- **Written task**: Where a line in the listing contains the string "nace", copy that line out.

======== Task inputs ========

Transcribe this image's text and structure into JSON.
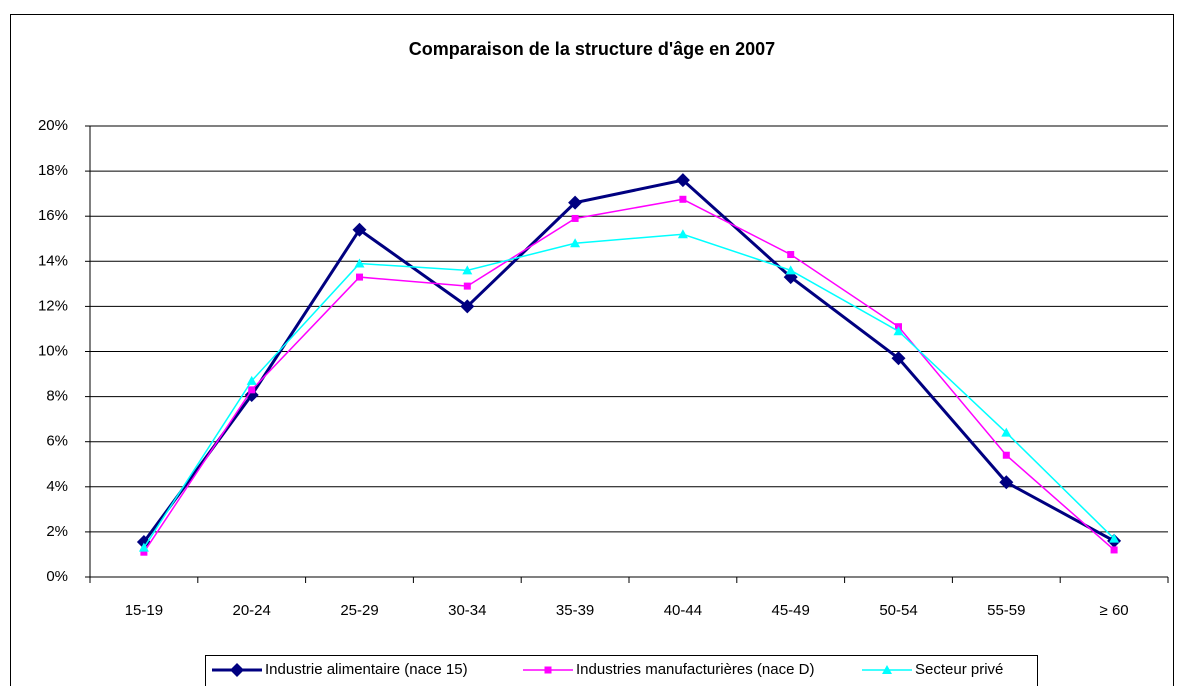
{
  "chart_data": {
    "type": "line",
    "title": "Comparaison de la structure d'âge en 2007",
    "categories": [
      "15-19",
      "20-24",
      "25-29",
      "30-34",
      "35-39",
      "40-44",
      "45-49",
      "50-54",
      "55-59",
      "≥ 60"
    ],
    "series": [
      {
        "name": "Industrie alimentaire (nace 15)",
        "color": "#000080",
        "marker": "diamond",
        "values": [
          1.55,
          8.07,
          15.4,
          12.0,
          16.6,
          17.6,
          13.3,
          9.7,
          4.2,
          1.6
        ]
      },
      {
        "name": "Industries manufacturières (nace D)",
        "color": "#ff00ff",
        "marker": "square",
        "values": [
          1.1,
          8.3,
          13.3,
          12.9,
          15.9,
          16.75,
          14.3,
          11.1,
          5.4,
          1.2
        ]
      },
      {
        "name": "Secteur privé",
        "color": "#00ffff",
        "marker": "triangle",
        "values": [
          1.3,
          8.7,
          13.9,
          13.6,
          14.8,
          15.2,
          13.6,
          10.9,
          6.4,
          1.7
        ]
      }
    ],
    "ylim": [
      0,
      20
    ],
    "yticks": [
      {
        "value": 0,
        "label": "0%"
      },
      {
        "value": 2,
        "label": "2%"
      },
      {
        "value": 4,
        "label": "4%"
      },
      {
        "value": 6,
        "label": "6%"
      },
      {
        "value": 8,
        "label": "8%"
      },
      {
        "value": 10,
        "label": "10%"
      },
      {
        "value": 12,
        "label": "12%"
      },
      {
        "value": 14,
        "label": "14%"
      },
      {
        "value": 16,
        "label": "16%"
      },
      {
        "value": 18,
        "label": "18%"
      },
      {
        "value": 20,
        "label": "20%"
      }
    ],
    "grid": true,
    "legend": "bottom"
  }
}
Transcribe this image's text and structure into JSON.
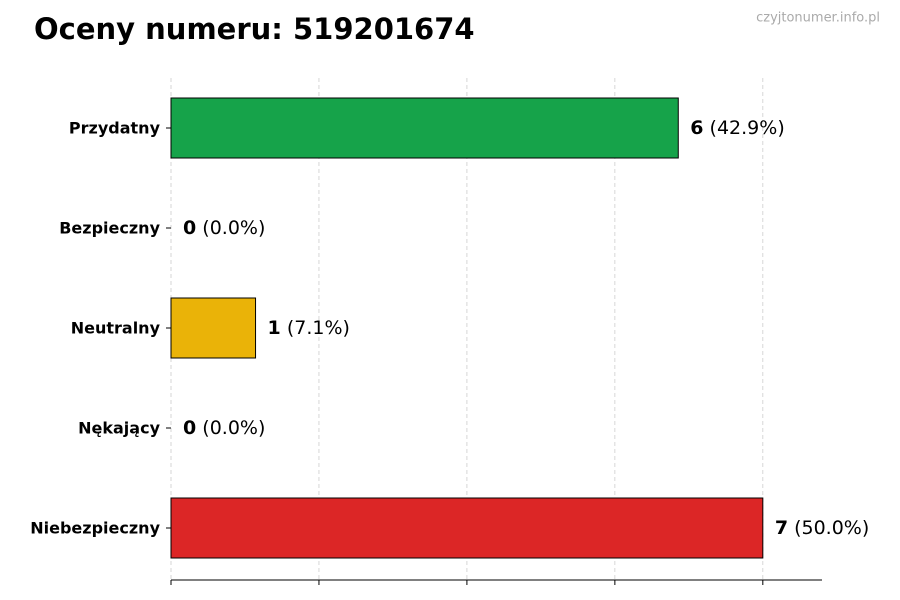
{
  "chart_data": {
    "type": "barh",
    "title": "Oceny numeru: 519201674",
    "watermark": "czyjtonumer.info.pl",
    "categories": [
      "Przydatny",
      "Bezpieczny",
      "Neutralny",
      "Nękający",
      "Niebezpieczny"
    ],
    "values": [
      6,
      0,
      1,
      0,
      7
    ],
    "percentages": [
      42.9,
      0.0,
      7.1,
      0.0,
      50.0
    ],
    "percentage_labels": [
      "(42.9%)",
      "(0.0%)",
      "(7.1%)",
      "(0.0%)",
      "(50.0%)"
    ],
    "colors": [
      "#16a34a",
      "#6b7280",
      "#eab308",
      "#7c3aed",
      "#dc2626"
    ],
    "xlim": [
      0,
      7.7
    ],
    "xticks": [
      0,
      1.75,
      3.5,
      5.25,
      7
    ],
    "grid": true
  }
}
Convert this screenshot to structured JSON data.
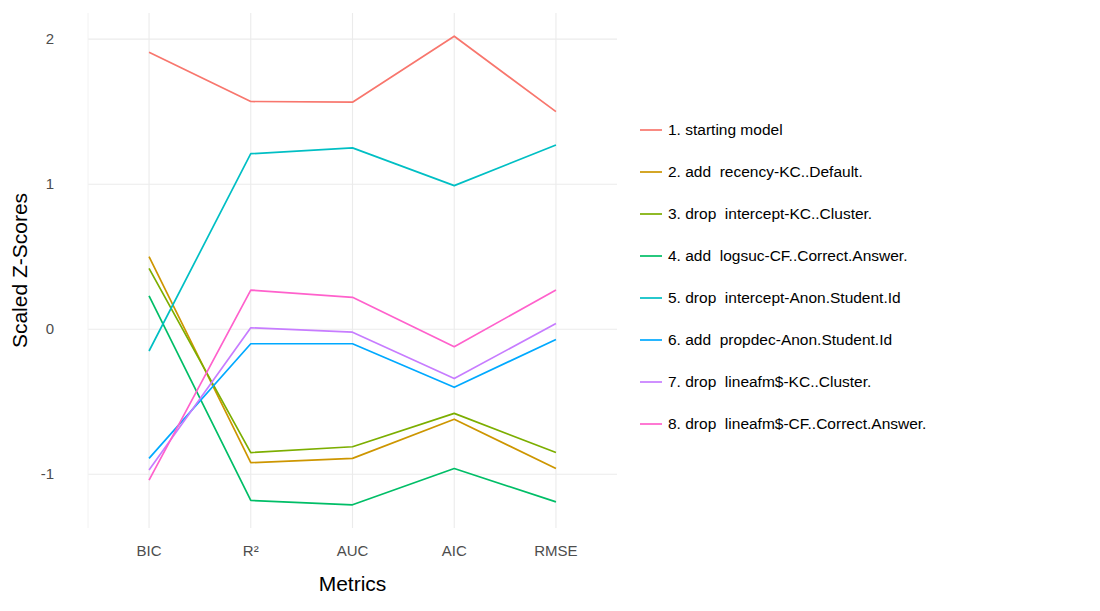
{
  "chart_data": {
    "type": "line",
    "x_label": "Metrics",
    "y_label": "Scaled Z-Scores",
    "categories": [
      "BIC",
      "R²",
      "AUC",
      "AIC",
      "RMSE"
    ],
    "ylim": [
      -1.37,
      2.18
    ],
    "yticks": [
      -1,
      0,
      1,
      2
    ],
    "grid": true,
    "legend": "right",
    "series": [
      {
        "name": "1. starting model",
        "color": "#F8766D",
        "values": [
          1.91,
          1.57,
          1.565,
          2.02,
          1.5
        ]
      },
      {
        "name": "2. add  recency-KC..Default.",
        "color": "#CD9600",
        "values": [
          0.5,
          -0.92,
          -0.89,
          -0.62,
          -0.96
        ]
      },
      {
        "name": "3. drop  intercept-KC..Cluster.",
        "color": "#7CAE00",
        "values": [
          0.42,
          -0.85,
          -0.81,
          -0.58,
          -0.85
        ]
      },
      {
        "name": "4. add  logsuc-CF..Correct.Answer.",
        "color": "#00BE67",
        "values": [
          0.23,
          -1.18,
          -1.21,
          -0.96,
          -1.19
        ]
      },
      {
        "name": "5. drop  intercept-Anon.Student.Id",
        "color": "#00BFC4",
        "values": [
          -0.15,
          1.21,
          1.25,
          0.99,
          1.27
        ]
      },
      {
        "name": "6. add  propdec-Anon.Student.Id",
        "color": "#00A9FF",
        "values": [
          -0.89,
          -0.1,
          -0.1,
          -0.4,
          -0.07
        ]
      },
      {
        "name": "7. drop  lineafm$-KC..Cluster.",
        "color": "#C77CFF",
        "values": [
          -0.97,
          0.01,
          -0.02,
          -0.34,
          0.04
        ]
      },
      {
        "name": "8. drop  lineafm$-CF..Correct.Answer.",
        "color": "#FF61CC",
        "values": [
          -1.04,
          0.27,
          0.22,
          -0.12,
          0.27
        ]
      }
    ]
  }
}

========

- **Result for this exercise**:
        "name": "Industrie alimentaire (nace 15)",
        "name": "Industries manufacturières (nace D)",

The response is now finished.